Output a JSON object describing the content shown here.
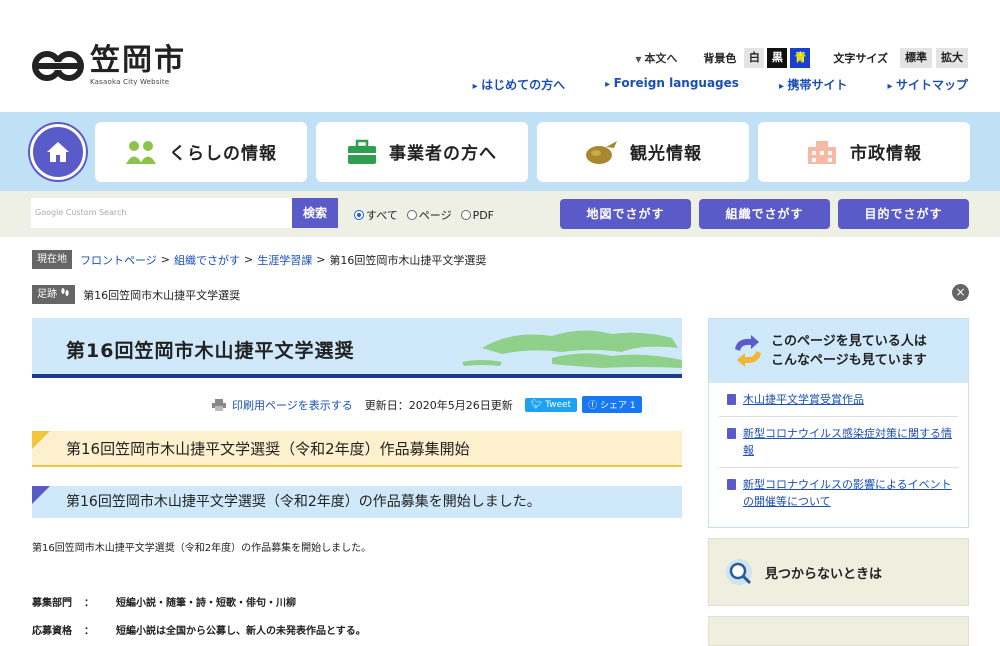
{
  "header": {
    "logo_name": "笠岡市",
    "logo_sub": "Kasaoka City Website",
    "skip": "本文へ",
    "bg_label": "背景色",
    "bg_white": "白",
    "bg_black": "黒",
    "bg_blue": "青",
    "font_label": "文字サイズ",
    "font_std": "標準",
    "font_big": "拡大",
    "links": [
      "はじめての方へ",
      "Foreign languages",
      "携帯サイト",
      "サイトマップ"
    ]
  },
  "gnav": {
    "items": [
      "くらしの情報",
      "事業者の方へ",
      "観光情報",
      "市政情報"
    ]
  },
  "search": {
    "placeholder": "Custom Search",
    "brand": "Google",
    "button": "検索",
    "radios": [
      "すべて",
      "ページ",
      "PDF"
    ],
    "buttons": [
      "地図でさがす",
      "組織でさがす",
      "目的でさがす"
    ]
  },
  "breadcrumb": {
    "tag": "現在地",
    "items": [
      "フロントページ",
      "組織でさがす",
      "生涯学習課"
    ],
    "current": "第16回笠岡市木山捷平文学選奨",
    "sep": ">"
  },
  "trail": {
    "tag": "足跡",
    "item": "第16回笠岡市木山捷平文学選奨"
  },
  "page": {
    "title": "第16回笠岡市木山捷平文学選奨",
    "print": "印刷用ページを表示する",
    "updated": "更新日：2020年5月26日更新",
    "tweet": "Tweet",
    "share": "シェア 1",
    "h2": "第16回笠岡市木山捷平文学選奨（令和2年度）作品募集開始",
    "h3": "第16回笠岡市木山捷平文学選奨（令和2年度）の作品募集を開始しました。",
    "para": "第16回笠岡市木山捷平文学選奨（令和2年度）の作品募集を開始しました。",
    "details": [
      {
        "key": "募集部門",
        "colon": "：",
        "val": "短編小説・随筆・詩・短歌・俳句・川柳"
      },
      {
        "key": "応募資格",
        "colon": "：",
        "val": "短編小説は全国から公募し、新人の未発表作品とする。"
      }
    ]
  },
  "sidebar": {
    "heading1": "このページを見ている人は",
    "heading2": "こんなページも見ています",
    "links": [
      "木山捷平文学賞受賞作品",
      "新型コロナウイルス感染症対策に関する情報",
      "新型コロナウイルスの影響によるイベントの開催等について"
    ],
    "notfound": "見つからないときは"
  },
  "colors": {
    "accent": "#5a5bc8",
    "nav_bg": "#bfe0f5",
    "search_bg": "#eeefe5"
  }
}
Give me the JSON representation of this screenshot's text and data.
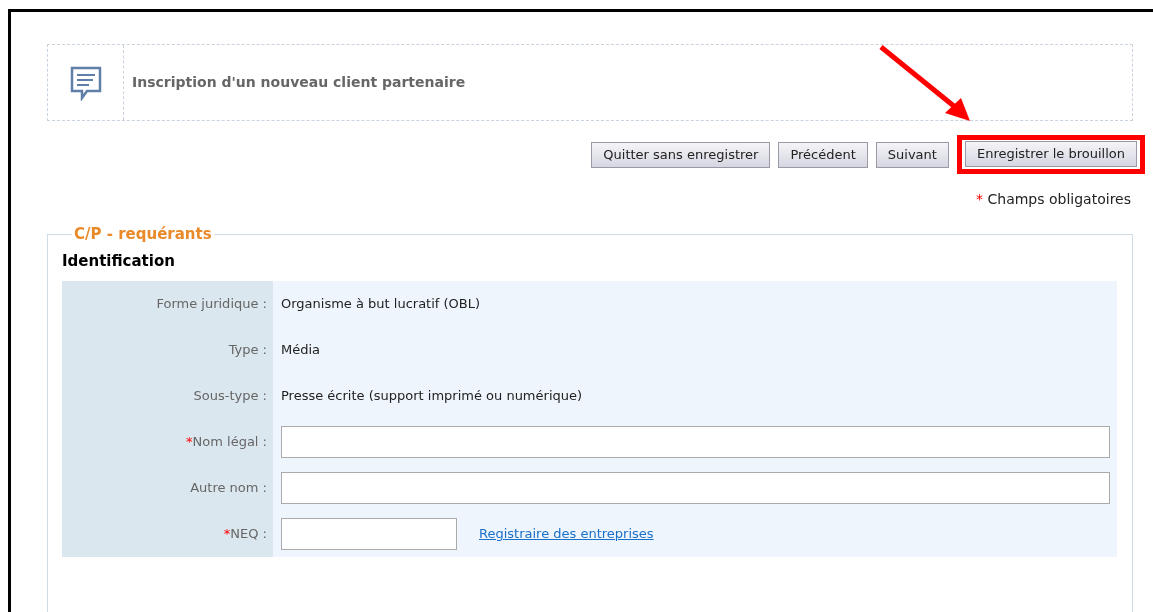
{
  "header": {
    "title": "Inscription d'un nouveau client partenaire"
  },
  "buttons": [
    {
      "label": "Quitter sans enregistrer",
      "highlighted": false
    },
    {
      "label": "Précédent",
      "highlighted": false
    },
    {
      "label": "Suivant",
      "highlighted": false
    },
    {
      "label": "Enregistrer le brouillon",
      "highlighted": true
    }
  ],
  "required_note": {
    "mark": "*",
    "text": "Champs obligatoires"
  },
  "section": {
    "legend": "C/P - requérants",
    "heading": "Identification",
    "rows": [
      {
        "kind": "text",
        "label": "Forme juridique :",
        "value": "Organisme à but lucratif (OBL)"
      },
      {
        "kind": "text",
        "label": "Type :",
        "value": "Média"
      },
      {
        "kind": "text",
        "label": "Sous-type :",
        "value": "Presse écrite (support imprimé ou numérique)"
      },
      {
        "kind": "input",
        "label": "Nom légal :",
        "mark": "*"
      },
      {
        "kind": "input",
        "label": "Autre nom :"
      },
      {
        "kind": "short-input",
        "label": "NEQ :",
        "mark": "*",
        "link": "Registraire des entreprises"
      }
    ]
  }
}
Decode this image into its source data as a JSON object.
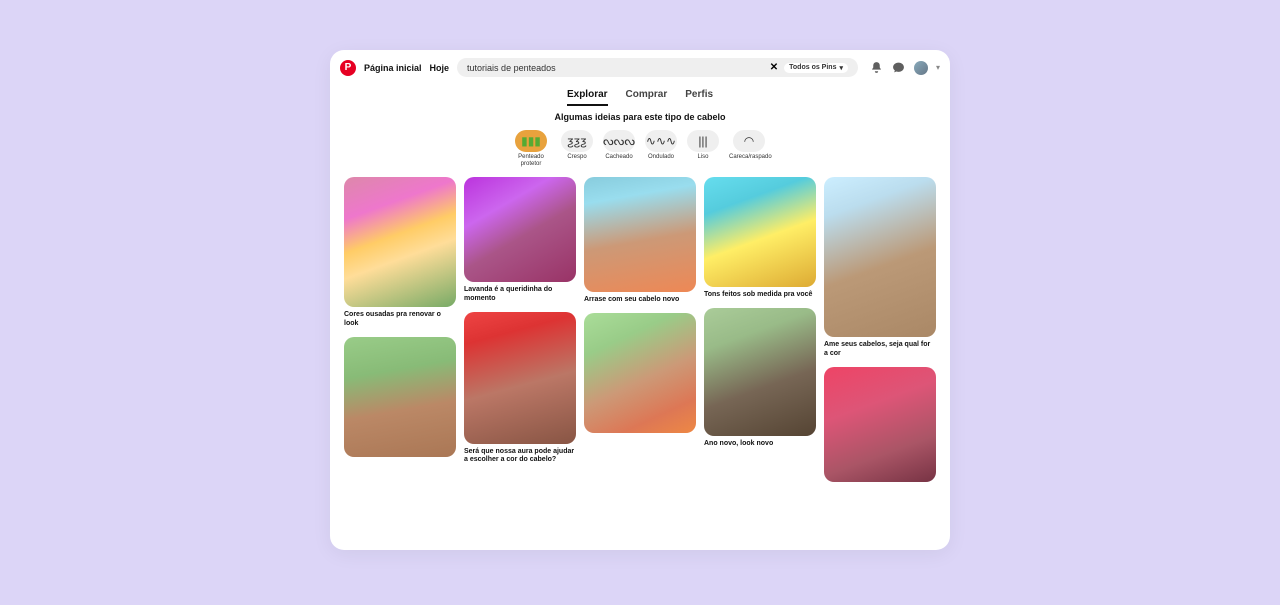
{
  "header": {
    "nav_home": "Página inicial",
    "nav_today": "Hoje",
    "search_value": "tutoriais de penteados",
    "search_pill": "Todos os Pins",
    "clear": "✕"
  },
  "tabs": [
    {
      "label": "Explorar",
      "active": true
    },
    {
      "label": "Comprar",
      "active": false
    },
    {
      "label": "Perfis",
      "active": false
    }
  ],
  "subtitle": "Algumas ideias para este tipo de cabelo",
  "filters": [
    {
      "label": "Penteado protetor",
      "glyph": "▮▮▮",
      "active": true
    },
    {
      "label": "Crespo",
      "glyph": "ƺƺƺ",
      "active": false
    },
    {
      "label": "Cacheado",
      "glyph": "ᔓᔓᔓ",
      "active": false
    },
    {
      "label": "Ondulado",
      "glyph": "∿∿∿",
      "active": false
    },
    {
      "label": "Liso",
      "glyph": "|||",
      "active": false
    },
    {
      "label": "Careca/raspado",
      "glyph": "◠",
      "active": false
    }
  ],
  "pins": [
    {
      "title": "Cores ousadas pra renovar o look"
    },
    {
      "title": ""
    },
    {
      "title": "Lavanda é a queridinha do momento"
    },
    {
      "title": "Será que nossa aura pode ajudar a escolher a cor do cabelo?"
    },
    {
      "title": "Arrase com seu cabelo novo"
    },
    {
      "title": ""
    },
    {
      "title": "Tons feitos sob medida pra você"
    },
    {
      "title": "Ano novo, look novo"
    },
    {
      "title": "Ame seus cabelos, seja qual for a cor"
    },
    {
      "title": ""
    }
  ]
}
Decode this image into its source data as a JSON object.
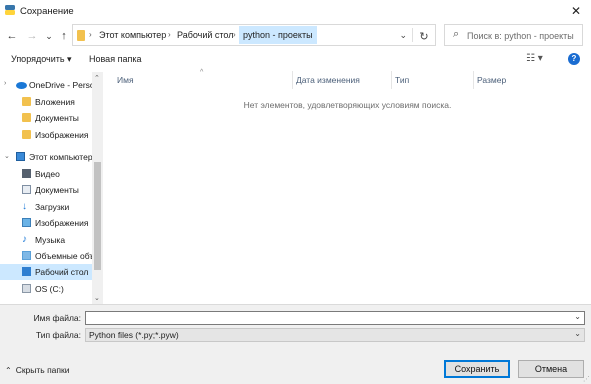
{
  "window": {
    "title": "Сохранение",
    "close_glyph": "✕"
  },
  "nav": {
    "back_glyph": "←",
    "forward_glyph": "→",
    "recent_glyph": "⌄",
    "up_glyph": "↑",
    "breadcrumbs": [
      "Этот компьютер",
      "Рабочий стол",
      "python - проекты"
    ],
    "separator_glyph": "›",
    "dropdown_glyph": "⌄",
    "refresh_glyph": "↻",
    "search_glyph": "⌕",
    "search_placeholder": "Поиск в: python - проекты"
  },
  "toolbar": {
    "organize_label": "Упорядочить ▾",
    "new_folder_label": "Новая папка",
    "view_glyph": "☷ ▾",
    "help_glyph": "?"
  },
  "sidebar": {
    "items": [
      {
        "label": "OneDrive - Person",
        "icon": "onedrive-cloud-icon"
      },
      {
        "label": "Вложения",
        "icon": "folder-icon"
      },
      {
        "label": "Документы",
        "icon": "folder-icon"
      },
      {
        "label": "Изображения",
        "icon": "folder-icon"
      },
      {
        "label": "Этот компьютер",
        "icon": "computer-icon"
      },
      {
        "label": "Видео",
        "icon": "video-icon"
      },
      {
        "label": "Документы",
        "icon": "documents-icon"
      },
      {
        "label": "Загрузки",
        "icon": "downloads-icon"
      },
      {
        "label": "Изображения",
        "icon": "pictures-icon"
      },
      {
        "label": "Музыка",
        "icon": "music-icon"
      },
      {
        "label": "Объемные объекты",
        "icon": "3d-objects-icon"
      },
      {
        "label": "Рабочий стол",
        "icon": "desktop-icon"
      },
      {
        "label": "OS (C:)",
        "icon": "drive-icon"
      }
    ],
    "selected": "Рабочий стол",
    "scroll_up_glyph": "⌃",
    "scroll_down_glyph": "⌄"
  },
  "filelist": {
    "columns": [
      "Имя",
      "Дата изменения",
      "Тип",
      "Размер"
    ],
    "sort_glyph": "^",
    "empty_message": "Нет элементов, удовлетворяющих условиям поиска."
  },
  "bottom": {
    "filename_label": "Имя файла:",
    "filename_value": "",
    "filetype_label": "Тип файла:",
    "filetype_value": "Python files (*.py;*.pyw)",
    "dropdown_glyph": "⌄",
    "hide_folders_label": "Скрыть папки",
    "hide_folders_glyph": "⌃",
    "save_label": "Сохранить",
    "cancel_label": "Отмена"
  },
  "colors": {
    "selection": "#cce8ff",
    "accent": "#0078d7",
    "folder": "#f2c14e"
  }
}
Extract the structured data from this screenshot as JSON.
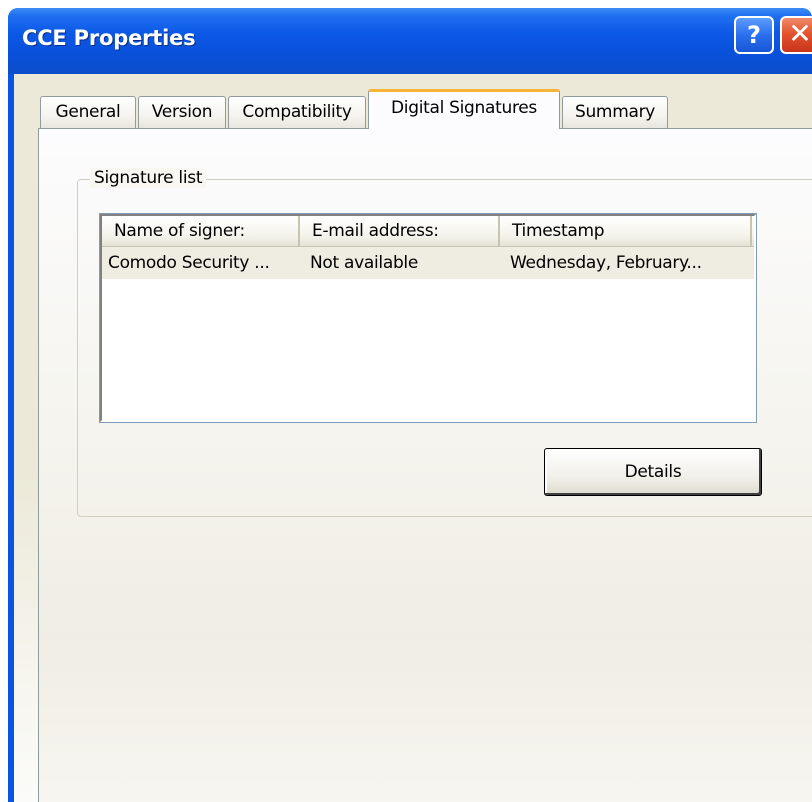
{
  "window": {
    "title": "CCE Properties",
    "help_label": "?",
    "close_label": "✕"
  },
  "tabs": [
    {
      "label": "General",
      "active": false
    },
    {
      "label": "Version",
      "active": false
    },
    {
      "label": "Compatibility",
      "active": false
    },
    {
      "label": "Digital Signatures",
      "active": true
    },
    {
      "label": "Summary",
      "active": false
    }
  ],
  "signature_group": {
    "label": "Signature list",
    "columns": [
      "Name of signer:",
      "E-mail address:",
      "Timestamp"
    ],
    "rows": [
      {
        "name": "Comodo Security ...",
        "email": "Not available",
        "timestamp": "Wednesday, February..."
      }
    ],
    "details_label": "Details"
  },
  "colors": {
    "titlebar": "#0a54e3",
    "active_tab_accent": "#f8b436",
    "close_button": "#e4532f"
  }
}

____________

◆ **Your task**
Locate "Extract the structured" in the listing above, then print exactly the lines from that line through the final one, omitting all pictures.

◆ **Expected answer**
Extract the structured data from this screenshot as JSON.
{
  "window": {
    "title": "CCE Properties",
    "help_label": "?",
    "close_label": "✕"
  },
  "tabs": [
    {
      "label": "General",
      "active": false
    },
    {
      "label": "Version",
      "active": false
    },
    {
      "label": "Compatibility",
      "active": false
    },
    {
      "label": "Digital Signatures",
      "active": true
    },
    {
      "label": "Summary",
      "active": false
    }
  ],
  "signature_group": {
    "label": "Signature list",
    "columns": [
      "Name of signer:",
      "E-mail address:",
      "Timestamp"
    ],
    "rows": [
      {
        "name": "Comodo Security ...",
        "email": "Not available",
        "timestamp": "Wednesday, February..."
      }
    ],
    "details_label": "Details"
  },
  "colors": {
    "titlebar": "#0a54e3",
    "active_tab_accent": "#f8b436",
    "close_button": "#e4532f"
  }
}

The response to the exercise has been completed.